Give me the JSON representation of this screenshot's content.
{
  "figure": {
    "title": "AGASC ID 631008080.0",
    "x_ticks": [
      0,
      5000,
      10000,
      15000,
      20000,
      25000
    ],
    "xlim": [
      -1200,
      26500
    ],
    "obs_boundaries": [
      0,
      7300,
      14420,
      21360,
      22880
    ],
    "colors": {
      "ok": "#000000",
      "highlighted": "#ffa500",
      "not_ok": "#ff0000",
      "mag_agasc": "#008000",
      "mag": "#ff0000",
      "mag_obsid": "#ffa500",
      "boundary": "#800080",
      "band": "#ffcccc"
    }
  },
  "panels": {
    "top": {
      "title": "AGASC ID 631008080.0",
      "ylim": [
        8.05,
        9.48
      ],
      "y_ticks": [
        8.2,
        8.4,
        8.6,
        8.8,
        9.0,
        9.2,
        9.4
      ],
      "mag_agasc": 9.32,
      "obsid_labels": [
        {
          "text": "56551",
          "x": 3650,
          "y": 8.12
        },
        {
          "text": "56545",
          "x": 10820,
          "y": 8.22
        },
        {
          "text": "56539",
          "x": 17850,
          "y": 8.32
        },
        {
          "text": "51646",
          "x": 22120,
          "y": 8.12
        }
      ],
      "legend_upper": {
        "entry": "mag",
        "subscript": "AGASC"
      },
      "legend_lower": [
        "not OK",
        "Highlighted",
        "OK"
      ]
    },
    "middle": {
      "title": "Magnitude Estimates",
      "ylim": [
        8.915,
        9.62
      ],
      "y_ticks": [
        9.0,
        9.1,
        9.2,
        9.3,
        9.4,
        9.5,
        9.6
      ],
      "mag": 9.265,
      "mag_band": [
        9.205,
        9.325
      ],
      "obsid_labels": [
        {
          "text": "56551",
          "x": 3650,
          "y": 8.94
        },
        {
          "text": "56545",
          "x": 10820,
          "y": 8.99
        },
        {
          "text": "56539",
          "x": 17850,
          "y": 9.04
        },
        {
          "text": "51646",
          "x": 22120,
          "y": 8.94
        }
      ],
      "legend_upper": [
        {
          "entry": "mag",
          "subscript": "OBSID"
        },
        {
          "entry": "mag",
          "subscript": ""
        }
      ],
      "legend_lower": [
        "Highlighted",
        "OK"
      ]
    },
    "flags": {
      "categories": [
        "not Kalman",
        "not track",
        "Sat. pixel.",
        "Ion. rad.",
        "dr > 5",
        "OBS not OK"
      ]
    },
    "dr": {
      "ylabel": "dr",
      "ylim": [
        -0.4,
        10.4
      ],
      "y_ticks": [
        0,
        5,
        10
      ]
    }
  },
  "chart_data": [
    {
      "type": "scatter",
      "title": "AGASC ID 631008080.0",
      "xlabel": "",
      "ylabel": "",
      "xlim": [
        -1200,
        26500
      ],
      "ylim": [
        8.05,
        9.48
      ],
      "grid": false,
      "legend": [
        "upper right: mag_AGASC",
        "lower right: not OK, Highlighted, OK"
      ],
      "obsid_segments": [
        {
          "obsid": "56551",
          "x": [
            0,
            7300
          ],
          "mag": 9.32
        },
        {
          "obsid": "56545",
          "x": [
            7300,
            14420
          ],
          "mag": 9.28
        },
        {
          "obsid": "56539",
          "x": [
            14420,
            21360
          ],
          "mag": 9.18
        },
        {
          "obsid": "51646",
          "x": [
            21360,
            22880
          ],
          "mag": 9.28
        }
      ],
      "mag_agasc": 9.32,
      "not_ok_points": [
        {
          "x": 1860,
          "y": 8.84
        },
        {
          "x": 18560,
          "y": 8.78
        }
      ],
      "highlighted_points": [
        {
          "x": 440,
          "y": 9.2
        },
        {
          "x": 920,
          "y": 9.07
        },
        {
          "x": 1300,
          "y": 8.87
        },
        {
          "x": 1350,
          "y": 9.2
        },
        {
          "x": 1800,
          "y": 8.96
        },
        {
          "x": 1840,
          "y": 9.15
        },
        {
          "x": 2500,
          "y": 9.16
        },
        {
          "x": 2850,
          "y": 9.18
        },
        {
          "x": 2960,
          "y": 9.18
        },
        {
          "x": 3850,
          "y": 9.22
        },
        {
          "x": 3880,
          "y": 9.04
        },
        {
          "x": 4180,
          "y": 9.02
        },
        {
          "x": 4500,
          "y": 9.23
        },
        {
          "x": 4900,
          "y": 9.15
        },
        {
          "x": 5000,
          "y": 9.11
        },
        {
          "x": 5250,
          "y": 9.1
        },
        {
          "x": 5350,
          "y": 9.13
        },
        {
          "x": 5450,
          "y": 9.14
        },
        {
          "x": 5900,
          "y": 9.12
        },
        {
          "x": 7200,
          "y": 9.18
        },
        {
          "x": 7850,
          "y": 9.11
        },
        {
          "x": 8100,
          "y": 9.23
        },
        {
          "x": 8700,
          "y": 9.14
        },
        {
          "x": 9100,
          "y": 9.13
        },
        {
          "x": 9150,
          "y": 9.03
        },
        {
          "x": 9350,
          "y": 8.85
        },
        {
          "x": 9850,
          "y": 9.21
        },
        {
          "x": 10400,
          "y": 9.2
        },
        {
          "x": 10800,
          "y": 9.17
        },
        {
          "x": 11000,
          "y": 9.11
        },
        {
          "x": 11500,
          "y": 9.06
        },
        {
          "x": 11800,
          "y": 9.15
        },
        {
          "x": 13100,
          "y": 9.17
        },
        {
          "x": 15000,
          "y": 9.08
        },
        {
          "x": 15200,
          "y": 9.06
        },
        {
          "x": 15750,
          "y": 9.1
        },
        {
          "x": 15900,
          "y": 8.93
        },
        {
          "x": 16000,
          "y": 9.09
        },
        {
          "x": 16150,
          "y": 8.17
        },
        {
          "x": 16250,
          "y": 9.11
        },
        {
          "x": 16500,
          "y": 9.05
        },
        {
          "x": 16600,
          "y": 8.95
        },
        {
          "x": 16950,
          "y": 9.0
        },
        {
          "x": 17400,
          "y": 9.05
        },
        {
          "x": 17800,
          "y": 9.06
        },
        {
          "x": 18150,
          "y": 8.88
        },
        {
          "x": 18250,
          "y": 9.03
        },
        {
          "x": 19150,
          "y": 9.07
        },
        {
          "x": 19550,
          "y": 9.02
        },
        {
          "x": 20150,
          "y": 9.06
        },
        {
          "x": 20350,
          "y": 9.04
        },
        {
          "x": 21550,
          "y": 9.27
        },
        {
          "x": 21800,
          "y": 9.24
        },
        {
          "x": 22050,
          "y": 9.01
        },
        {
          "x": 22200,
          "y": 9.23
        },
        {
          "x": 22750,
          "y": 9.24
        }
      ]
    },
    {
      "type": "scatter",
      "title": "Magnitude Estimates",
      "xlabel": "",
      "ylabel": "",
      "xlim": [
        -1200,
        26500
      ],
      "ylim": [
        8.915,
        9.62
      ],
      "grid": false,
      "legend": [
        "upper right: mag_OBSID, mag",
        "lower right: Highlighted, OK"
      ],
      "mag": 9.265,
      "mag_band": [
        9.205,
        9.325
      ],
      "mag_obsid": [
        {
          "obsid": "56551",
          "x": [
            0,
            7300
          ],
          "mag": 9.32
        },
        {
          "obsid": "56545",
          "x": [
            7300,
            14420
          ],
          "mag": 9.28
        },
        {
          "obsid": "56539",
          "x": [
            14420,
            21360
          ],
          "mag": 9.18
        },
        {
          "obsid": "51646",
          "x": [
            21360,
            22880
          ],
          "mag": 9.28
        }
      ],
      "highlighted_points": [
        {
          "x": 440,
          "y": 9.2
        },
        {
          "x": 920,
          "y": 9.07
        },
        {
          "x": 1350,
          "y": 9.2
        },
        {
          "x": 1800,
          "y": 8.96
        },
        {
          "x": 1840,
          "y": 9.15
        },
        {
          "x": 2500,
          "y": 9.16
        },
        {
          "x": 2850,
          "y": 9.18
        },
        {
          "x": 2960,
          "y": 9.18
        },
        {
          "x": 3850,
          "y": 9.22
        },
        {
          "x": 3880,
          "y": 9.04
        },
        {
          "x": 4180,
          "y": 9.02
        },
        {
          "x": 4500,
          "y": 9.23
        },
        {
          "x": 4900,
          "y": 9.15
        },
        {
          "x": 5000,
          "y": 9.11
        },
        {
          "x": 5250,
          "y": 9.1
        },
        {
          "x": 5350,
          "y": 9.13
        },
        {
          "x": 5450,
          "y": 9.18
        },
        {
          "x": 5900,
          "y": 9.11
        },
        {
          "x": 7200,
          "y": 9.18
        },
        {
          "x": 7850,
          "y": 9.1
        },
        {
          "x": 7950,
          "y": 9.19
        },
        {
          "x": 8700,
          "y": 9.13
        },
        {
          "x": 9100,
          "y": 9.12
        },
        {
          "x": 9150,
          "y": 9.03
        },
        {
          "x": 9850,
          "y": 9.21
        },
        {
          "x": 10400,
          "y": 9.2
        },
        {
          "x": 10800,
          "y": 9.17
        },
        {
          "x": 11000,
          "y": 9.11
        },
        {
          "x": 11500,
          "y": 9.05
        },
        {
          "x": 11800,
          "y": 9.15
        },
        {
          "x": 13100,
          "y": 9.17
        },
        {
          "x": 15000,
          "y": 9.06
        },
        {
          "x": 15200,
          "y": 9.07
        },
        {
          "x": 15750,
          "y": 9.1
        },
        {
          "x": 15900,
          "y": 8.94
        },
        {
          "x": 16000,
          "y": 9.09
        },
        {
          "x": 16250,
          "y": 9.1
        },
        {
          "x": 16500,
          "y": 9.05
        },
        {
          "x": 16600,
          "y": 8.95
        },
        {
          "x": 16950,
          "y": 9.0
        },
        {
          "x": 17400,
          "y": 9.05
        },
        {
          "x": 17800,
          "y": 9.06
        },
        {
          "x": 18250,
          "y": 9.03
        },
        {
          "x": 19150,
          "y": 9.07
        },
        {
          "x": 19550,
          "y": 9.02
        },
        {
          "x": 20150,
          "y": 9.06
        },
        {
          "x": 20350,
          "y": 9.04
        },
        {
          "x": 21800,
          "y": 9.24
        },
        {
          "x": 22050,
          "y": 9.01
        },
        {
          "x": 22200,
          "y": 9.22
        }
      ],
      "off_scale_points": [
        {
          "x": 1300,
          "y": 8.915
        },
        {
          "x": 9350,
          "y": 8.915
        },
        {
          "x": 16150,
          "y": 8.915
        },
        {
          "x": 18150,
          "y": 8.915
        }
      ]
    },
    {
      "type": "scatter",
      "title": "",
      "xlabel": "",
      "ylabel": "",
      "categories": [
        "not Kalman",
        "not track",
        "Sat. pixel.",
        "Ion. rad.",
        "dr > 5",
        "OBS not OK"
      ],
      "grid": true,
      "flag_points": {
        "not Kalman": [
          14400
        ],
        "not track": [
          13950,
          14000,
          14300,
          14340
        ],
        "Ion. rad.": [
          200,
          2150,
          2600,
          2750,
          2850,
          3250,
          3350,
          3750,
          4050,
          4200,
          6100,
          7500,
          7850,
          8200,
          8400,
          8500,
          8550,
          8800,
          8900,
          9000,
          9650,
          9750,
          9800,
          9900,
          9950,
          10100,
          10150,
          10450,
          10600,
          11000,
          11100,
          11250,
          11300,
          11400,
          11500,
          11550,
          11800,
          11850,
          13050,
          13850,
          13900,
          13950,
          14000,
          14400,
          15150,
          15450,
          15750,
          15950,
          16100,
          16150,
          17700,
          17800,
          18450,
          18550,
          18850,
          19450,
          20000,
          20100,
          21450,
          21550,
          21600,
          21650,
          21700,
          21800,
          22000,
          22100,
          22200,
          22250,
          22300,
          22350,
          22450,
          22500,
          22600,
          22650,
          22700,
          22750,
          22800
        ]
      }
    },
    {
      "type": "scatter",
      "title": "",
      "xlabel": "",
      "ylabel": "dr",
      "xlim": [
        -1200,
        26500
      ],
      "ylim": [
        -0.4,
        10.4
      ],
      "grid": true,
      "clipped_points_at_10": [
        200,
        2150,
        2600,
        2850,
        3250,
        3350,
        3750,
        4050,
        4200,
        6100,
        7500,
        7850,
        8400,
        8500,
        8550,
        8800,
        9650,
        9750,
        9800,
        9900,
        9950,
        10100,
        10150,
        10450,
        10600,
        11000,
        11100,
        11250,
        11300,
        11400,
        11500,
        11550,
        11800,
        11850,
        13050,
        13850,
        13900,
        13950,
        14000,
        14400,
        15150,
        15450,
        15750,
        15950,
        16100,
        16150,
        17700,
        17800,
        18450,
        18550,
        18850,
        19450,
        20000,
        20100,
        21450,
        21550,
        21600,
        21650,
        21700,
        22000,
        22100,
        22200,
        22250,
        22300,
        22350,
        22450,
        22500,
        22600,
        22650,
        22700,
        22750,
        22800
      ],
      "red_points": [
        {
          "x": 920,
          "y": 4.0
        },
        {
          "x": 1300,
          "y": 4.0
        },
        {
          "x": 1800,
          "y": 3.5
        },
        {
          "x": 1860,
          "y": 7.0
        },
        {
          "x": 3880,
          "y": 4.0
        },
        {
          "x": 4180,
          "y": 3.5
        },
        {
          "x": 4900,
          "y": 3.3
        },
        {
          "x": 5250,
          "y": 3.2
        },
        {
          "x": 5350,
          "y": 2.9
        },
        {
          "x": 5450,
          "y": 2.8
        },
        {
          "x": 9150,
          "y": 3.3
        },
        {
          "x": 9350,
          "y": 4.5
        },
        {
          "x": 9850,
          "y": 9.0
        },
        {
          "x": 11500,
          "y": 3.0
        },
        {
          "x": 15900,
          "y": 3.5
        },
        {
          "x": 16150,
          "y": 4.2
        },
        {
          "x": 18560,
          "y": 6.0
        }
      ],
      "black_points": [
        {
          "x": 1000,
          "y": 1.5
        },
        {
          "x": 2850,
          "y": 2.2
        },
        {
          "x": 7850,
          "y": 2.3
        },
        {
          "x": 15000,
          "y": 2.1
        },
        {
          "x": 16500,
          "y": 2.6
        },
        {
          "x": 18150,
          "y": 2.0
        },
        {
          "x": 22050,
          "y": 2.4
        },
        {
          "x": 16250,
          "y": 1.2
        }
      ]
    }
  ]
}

###

__THE EXERCISE__. Copy all lines from the listing that contain "right".

__WRITTEN RESPONSE__.
        "upper right: mag_AGASC",
        "lower right: not OK, Highlighted, OK"
        "upper right: mag_OBSID, mag",
        "lower right: Highlighted, OK"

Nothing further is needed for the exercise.